Dataset rows:

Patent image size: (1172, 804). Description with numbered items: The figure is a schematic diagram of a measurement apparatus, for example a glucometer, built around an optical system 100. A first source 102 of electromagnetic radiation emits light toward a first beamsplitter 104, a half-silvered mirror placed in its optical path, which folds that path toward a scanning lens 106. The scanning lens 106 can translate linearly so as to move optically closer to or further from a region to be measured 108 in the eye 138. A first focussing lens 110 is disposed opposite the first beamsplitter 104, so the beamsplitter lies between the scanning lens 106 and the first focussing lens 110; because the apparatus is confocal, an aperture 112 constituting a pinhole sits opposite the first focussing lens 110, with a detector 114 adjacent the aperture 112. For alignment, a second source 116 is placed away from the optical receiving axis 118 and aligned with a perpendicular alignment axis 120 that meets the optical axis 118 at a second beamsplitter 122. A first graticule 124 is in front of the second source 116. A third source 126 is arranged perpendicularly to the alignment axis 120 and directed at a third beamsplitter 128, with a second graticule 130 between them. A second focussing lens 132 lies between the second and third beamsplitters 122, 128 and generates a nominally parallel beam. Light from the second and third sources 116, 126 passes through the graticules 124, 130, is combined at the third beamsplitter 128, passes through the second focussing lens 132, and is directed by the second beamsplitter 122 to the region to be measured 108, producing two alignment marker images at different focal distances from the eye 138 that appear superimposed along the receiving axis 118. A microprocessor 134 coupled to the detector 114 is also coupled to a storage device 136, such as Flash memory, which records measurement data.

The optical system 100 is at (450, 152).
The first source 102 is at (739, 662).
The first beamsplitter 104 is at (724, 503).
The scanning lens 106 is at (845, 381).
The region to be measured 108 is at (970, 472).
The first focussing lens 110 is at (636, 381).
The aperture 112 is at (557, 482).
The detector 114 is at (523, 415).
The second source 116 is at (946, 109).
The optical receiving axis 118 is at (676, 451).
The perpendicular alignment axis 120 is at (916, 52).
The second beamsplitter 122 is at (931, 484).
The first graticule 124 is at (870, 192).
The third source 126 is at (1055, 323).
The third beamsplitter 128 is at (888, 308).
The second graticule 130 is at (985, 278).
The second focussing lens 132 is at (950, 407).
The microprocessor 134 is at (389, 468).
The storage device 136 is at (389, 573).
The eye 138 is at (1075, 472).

Requirements: Show every line of the data above that contains the word "beamsplitter", copying each line in full.

Solution to the exercise:
Patent image size: (1172, 804). Description with numbered items: The figure is a schematic diagram of a measurement apparatus, for example a glucometer, built around an optical system 100. A first source 102 of electromagnetic radiation emits light toward a first beamsplitter 104, a half-silvered mirror placed in its optical path, which folds that path toward a scanning lens 106. The scanning lens 106 can translate linearly so as to move optically closer to or further from a region to be measured 108 in the eye 138. A first focussing lens 110 is disposed opposite the first beamsplitter 104, so the beamsplitter lies between the scanning lens 106 and the first focussing lens 110; because the apparatus is confocal, an aperture 112 constituting a pinhole sits opposite the first focussing lens 110, with a detector 114 adjacent the aperture 112. For alignment, a second source 116 is placed away from the optical receiving axis 118 and aligned with a perpendicular alignment axis 120 that meets the optical axis 118 at a second beamsplitter 122. A first graticule 124 is in front of the second source 116. A third source 126 is arranged perpendicularly to the alignment axis 120 and directed at a third beamsplitter 128, with a second graticule 130 between them. A second focussing lens 132 lies between the second and third beamsplitters 122, 128 and generates a nominally parallel beam. Light from the second and third sources 116, 126 passes through the graticules 124, 130, is combined at the third beamsplitter 128, passes through the second focussing lens 132, and is directed by the second beamsplitter 122 to the region to be measured 108, producing two alignment marker images at different focal distances from the eye 138 that appear superimposed along the receiving axis 118. A microprocessor 134 coupled to the detector 114 is also coupled to a storage device 136, such as Flash memory, which records measurement data.
The first beamsplitter 104 is at (724, 503).
The second beamsplitter 122 is at (931, 484).
The third beamsplitter 128 is at (888, 308).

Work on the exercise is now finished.